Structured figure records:
** begin **

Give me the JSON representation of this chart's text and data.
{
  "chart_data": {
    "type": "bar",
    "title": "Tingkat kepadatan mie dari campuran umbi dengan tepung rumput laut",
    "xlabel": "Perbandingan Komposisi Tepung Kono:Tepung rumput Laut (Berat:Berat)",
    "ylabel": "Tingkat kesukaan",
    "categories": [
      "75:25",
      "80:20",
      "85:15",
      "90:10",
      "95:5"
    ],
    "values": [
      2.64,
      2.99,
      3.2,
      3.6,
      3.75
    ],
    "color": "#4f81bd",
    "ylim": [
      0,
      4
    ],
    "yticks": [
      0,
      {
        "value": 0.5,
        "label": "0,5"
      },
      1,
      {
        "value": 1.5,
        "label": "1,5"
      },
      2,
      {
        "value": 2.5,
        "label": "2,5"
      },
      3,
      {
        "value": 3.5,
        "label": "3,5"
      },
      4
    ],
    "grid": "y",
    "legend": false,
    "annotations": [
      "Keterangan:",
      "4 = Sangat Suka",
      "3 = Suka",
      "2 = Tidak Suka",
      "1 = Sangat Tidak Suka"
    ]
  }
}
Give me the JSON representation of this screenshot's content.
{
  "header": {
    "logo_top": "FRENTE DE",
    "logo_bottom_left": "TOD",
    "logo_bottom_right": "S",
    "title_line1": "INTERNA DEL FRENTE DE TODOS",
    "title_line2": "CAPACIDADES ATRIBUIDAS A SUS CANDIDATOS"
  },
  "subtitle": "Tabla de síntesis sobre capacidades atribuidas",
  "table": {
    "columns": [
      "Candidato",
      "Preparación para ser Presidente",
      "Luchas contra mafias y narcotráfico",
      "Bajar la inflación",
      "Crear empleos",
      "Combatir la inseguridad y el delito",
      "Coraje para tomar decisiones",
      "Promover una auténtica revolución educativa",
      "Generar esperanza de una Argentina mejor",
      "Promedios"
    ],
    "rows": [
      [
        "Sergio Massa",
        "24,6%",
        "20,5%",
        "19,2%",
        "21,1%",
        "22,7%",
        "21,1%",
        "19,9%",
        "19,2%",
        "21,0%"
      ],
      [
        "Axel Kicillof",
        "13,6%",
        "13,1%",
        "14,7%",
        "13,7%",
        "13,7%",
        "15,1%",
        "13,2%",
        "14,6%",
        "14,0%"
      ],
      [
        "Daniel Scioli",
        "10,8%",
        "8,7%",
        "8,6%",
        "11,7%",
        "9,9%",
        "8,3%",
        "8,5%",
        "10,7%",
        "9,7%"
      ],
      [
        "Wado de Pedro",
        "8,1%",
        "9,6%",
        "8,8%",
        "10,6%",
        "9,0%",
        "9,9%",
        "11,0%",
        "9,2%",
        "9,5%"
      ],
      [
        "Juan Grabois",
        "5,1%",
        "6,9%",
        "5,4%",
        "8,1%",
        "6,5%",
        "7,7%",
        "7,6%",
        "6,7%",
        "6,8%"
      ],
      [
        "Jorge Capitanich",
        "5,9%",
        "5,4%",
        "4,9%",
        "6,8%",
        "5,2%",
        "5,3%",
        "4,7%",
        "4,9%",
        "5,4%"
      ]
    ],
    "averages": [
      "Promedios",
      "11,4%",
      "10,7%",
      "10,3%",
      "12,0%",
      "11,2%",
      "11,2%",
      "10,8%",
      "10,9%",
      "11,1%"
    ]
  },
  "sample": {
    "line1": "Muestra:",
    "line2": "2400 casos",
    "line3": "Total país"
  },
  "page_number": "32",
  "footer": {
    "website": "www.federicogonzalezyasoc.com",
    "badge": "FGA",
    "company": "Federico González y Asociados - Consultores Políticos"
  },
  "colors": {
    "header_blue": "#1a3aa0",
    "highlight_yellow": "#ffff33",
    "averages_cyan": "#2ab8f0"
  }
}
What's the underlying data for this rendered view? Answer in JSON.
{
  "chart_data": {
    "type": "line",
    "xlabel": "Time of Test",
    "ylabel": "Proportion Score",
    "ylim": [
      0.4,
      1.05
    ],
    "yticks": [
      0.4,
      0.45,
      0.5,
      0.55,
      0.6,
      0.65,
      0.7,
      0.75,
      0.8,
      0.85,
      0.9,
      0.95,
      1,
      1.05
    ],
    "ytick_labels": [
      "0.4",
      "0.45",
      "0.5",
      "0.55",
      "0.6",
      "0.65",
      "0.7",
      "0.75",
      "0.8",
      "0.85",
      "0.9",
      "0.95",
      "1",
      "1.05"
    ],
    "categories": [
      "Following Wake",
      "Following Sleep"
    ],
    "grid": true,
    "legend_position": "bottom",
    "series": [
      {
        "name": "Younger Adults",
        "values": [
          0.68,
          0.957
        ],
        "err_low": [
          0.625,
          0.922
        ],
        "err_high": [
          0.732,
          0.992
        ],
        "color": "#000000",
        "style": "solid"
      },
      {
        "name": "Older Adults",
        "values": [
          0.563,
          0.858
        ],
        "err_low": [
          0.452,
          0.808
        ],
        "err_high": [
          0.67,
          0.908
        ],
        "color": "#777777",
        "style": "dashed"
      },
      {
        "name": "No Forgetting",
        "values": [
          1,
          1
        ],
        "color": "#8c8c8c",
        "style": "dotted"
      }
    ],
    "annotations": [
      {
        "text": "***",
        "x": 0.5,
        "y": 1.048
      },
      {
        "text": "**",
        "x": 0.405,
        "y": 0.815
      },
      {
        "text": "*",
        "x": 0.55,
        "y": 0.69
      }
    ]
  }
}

** end **

DIRECTIONS — Each line of the material above must be retyped precisely.

EXERCISE RESULT —
Give me the JSON representation of this chart's text and data.
{
  "chart_data": {
    "type": "bar",
    "title": "Tingkat kepadatan mie dari campuran umbi dengan tepung rumput laut",
    "xlabel": "Perbandingan Komposisi Tepung Kono:Tepung rumput Laut (Berat:Berat)",
    "ylabel": "Tingkat kesukaan",
    "categories": [
      "75:25",
      "80:20",
      "85:15",
      "90:10",
      "95:5"
    ],
    "values": [
      2.64,
      2.99,
      3.2,
      3.6,
      3.75
    ],
    "color": "#4f81bd",
    "ylim": [
      0,
      4
    ],
    "yticks": [
      0,
      {
        "value": 0.5,
        "label": "0,5"
      },
      1,
      {
        "value": 1.5,
        "label": "1,5"
      },
      2,
      {
        "value": 2.5,
        "label": "2,5"
      },
      3,
      {
        "value": 3.5,
        "label": "3,5"
      },
      4
    ],
    "grid": "y",
    "legend": false,
    "annotations": [
      "Keterangan:",
      "4 = Sangat Suka",
      "3 = Suka",
      "2 = Tidak Suka",
      "1 = Sangat Tidak Suka"
    ]
  }
}
Give me the JSON representation of this screenshot's content.
{
  "header": {
    "logo_top": "FRENTE DE",
    "logo_bottom_left": "TOD",
    "logo_bottom_right": "S",
    "title_line1": "INTERNA DEL FRENTE DE TODOS",
    "title_line2": "CAPACIDADES ATRIBUIDAS A SUS CANDIDATOS"
  },
  "subtitle": "Tabla de síntesis sobre capacidades atribuidas",
  "table": {
    "columns": [
      "Candidato",
      "Preparación para ser Presidente",
      "Luchas contra mafias y narcotráfico",
      "Bajar la inflación",
      "Crear empleos",
      "Combatir la inseguridad y el delito",
      "Coraje para tomar decisiones",
      "Promover una auténtica revolución educativa",
      "Generar esperanza de una Argentina mejor",
      "Promedios"
    ],
    "rows": [
      [
        "Sergio Massa",
        "24,6%",
        "20,5%",
        "19,2%",
        "21,1%",
        "22,7%",
        "21,1%",
        "19,9%",
        "19,2%",
        "21,0%"
      ],
      [
        "Axel Kicillof",
        "13,6%",
        "13,1%",
        "14,7%",
        "13,7%",
        "13,7%",
        "15,1%",
        "13,2%",
        "14,6%",
        "14,0%"
      ],
      [
        "Daniel Scioli",
        "10,8%",
        "8,7%",
        "8,6%",
        "11,7%",
        "9,9%",
        "8,3%",
        "8,5%",
        "10,7%",
        "9,7%"
      ],
      [
        "Wado de Pedro",
        "8,1%",
        "9,6%",
        "8,8%",
        "10,6%",
        "9,0%",
        "9,9%",
        "11,0%",
        "9,2%",
        "9,5%"
      ],
      [
        "Juan Grabois",
        "5,1%",
        "6,9%",
        "5,4%",
        "8,1%",
        "6,5%",
        "7,7%",
        "7,6%",
        "6,7%",
        "6,8%"
      ],
      [
        "Jorge Capitanich",
        "5,9%",
        "5,4%",
        "4,9%",
        "6,8%",
        "5,2%",
        "5,3%",
        "4,7%",
        "4,9%",
        "5,4%"
      ]
    ],
    "averages": [
      "Promedios",
      "11,4%",
      "10,7%",
      "10,3%",
      "12,0%",
      "11,2%",
      "11,2%",
      "10,8%",
      "10,9%",
      "11,1%"
    ]
  },
  "sample": {
    "line1": "Muestra:",
    "line2": "2400 casos",
    "line3": "Total país"
  },
  "page_number": "32",
  "footer": {
    "website": "www.federicogonzalezyasoc.com",
    "badge": "FGA",
    "company": "Federico González y Asociados - Consultores Políticos"
  },
  "colors": {
    "header_blue": "#1a3aa0",
    "highlight_yellow": "#ffff33",
    "averages_cyan": "#2ab8f0"
  }
}
What's the underlying data for this rendered view? Answer in JSON.
{
  "chart_data": {
    "type": "line",
    "xlabel": "Time of Test",
    "ylabel": "Proportion Score",
    "ylim": [
      0.4,
      1.05
    ],
    "yticks": [
      0.4,
      0.45,
      0.5,
      0.55,
      0.6,
      0.65,
      0.7,
      0.75,
      0.8,
      0.85,
      0.9,
      0.95,
      1,
      1.05
    ],
    "ytick_labels": [
      "0.4",
      "0.45",
      "0.5",
      "0.55",
      "0.6",
      "0.65",
      "0.7",
      "0.75",
      "0.8",
      "0.85",
      "0.9",
      "0.95",
      "1",
      "1.05"
    ],
    "categories": [
      "Following Wake",
      "Following Sleep"
    ],
    "grid": true,
    "legend_position": "bottom",
    "series": [
      {
        "name": "Younger Adults",
        "values": [
          0.68,
          0.957
        ],
        "err_low": [
          0.625,
          0.922
        ],
        "err_high": [
          0.732,
          0.992
        ],
        "color": "#000000",
        "style": "solid"
      },
      {
        "name": "Older Adults",
        "values": [
          0.563,
          0.858
        ],
        "err_low": [
          0.452,
          0.808
        ],
        "err_high": [
          0.67,
          0.908
        ],
        "color": "#777777",
        "style": "dashed"
      },
      {
        "name": "No Forgetting",
        "values": [
          1,
          1
        ],
        "color": "#8c8c8c",
        "style": "dotted"
      }
    ],
    "annotations": [
      {
        "text": "***",
        "x": 0.5,
        "y": 1.048
      },
      {
        "text": "**",
        "x": 0.405,
        "y": 0.815
      },
      {
        "text": "*",
        "x": 0.55,
        "y": 0.69
      }
    ]
  }
}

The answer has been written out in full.